# DATASET EXTRACT

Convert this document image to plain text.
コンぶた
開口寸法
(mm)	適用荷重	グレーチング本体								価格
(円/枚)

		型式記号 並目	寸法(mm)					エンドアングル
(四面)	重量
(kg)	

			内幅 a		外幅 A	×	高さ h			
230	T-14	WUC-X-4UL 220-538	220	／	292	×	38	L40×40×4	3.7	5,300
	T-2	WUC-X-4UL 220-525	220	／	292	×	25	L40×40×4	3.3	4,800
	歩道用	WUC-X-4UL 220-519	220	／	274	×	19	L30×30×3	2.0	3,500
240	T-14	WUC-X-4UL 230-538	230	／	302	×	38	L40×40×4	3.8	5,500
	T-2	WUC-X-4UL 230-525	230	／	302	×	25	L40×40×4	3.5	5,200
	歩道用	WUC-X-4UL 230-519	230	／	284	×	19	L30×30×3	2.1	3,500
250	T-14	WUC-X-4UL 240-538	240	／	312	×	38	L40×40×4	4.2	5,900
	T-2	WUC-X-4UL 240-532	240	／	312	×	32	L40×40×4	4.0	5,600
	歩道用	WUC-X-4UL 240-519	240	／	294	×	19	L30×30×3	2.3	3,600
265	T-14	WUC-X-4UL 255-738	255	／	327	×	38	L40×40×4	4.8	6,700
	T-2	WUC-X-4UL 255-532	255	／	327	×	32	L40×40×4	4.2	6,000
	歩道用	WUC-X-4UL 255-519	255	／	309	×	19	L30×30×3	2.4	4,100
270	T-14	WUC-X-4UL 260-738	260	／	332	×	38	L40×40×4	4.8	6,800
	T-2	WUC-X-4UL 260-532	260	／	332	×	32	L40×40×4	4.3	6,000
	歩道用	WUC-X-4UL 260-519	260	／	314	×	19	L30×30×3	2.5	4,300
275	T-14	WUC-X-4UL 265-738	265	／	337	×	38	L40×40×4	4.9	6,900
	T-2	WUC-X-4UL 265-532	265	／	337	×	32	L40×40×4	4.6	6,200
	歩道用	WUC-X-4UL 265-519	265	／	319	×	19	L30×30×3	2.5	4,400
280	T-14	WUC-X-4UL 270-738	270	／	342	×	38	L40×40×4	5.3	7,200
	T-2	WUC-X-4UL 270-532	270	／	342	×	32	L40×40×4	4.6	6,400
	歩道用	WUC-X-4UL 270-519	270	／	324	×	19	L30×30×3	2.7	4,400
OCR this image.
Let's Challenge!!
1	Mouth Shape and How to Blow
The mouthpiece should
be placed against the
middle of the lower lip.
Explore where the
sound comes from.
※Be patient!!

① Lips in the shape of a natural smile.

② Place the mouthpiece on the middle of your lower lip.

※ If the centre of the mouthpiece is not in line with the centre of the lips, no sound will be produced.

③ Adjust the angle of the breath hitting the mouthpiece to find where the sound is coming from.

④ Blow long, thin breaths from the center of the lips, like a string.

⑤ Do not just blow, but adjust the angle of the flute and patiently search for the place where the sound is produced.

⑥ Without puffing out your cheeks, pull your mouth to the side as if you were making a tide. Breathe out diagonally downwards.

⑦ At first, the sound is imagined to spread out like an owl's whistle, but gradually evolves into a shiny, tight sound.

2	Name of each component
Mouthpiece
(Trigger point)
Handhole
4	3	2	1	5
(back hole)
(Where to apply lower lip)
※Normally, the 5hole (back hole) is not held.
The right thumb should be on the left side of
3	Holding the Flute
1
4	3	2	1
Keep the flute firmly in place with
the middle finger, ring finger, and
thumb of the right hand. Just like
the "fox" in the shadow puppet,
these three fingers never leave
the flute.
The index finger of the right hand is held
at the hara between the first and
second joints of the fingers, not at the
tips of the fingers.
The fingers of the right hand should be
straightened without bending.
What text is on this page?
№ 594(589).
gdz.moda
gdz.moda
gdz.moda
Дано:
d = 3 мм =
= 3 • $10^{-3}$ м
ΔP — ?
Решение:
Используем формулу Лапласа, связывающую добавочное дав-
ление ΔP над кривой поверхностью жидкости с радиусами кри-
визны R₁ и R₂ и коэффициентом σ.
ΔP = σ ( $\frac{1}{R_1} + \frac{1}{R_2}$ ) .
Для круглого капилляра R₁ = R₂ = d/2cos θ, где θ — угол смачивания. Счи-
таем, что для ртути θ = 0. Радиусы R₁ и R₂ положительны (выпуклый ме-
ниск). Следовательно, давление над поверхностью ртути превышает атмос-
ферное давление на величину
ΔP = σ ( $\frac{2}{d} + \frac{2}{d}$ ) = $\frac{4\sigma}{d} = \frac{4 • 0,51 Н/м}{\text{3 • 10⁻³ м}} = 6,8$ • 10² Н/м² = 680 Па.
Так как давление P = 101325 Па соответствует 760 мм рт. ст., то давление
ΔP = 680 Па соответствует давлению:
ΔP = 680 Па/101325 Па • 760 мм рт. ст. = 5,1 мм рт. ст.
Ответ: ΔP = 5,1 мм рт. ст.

# BRIEF
Collect the lines that hold "lower".

# SOLUTION BELOW
middle of the lower lip.
② Place the mouthpiece on the middle of your lower lip.
(Where to apply lower lip)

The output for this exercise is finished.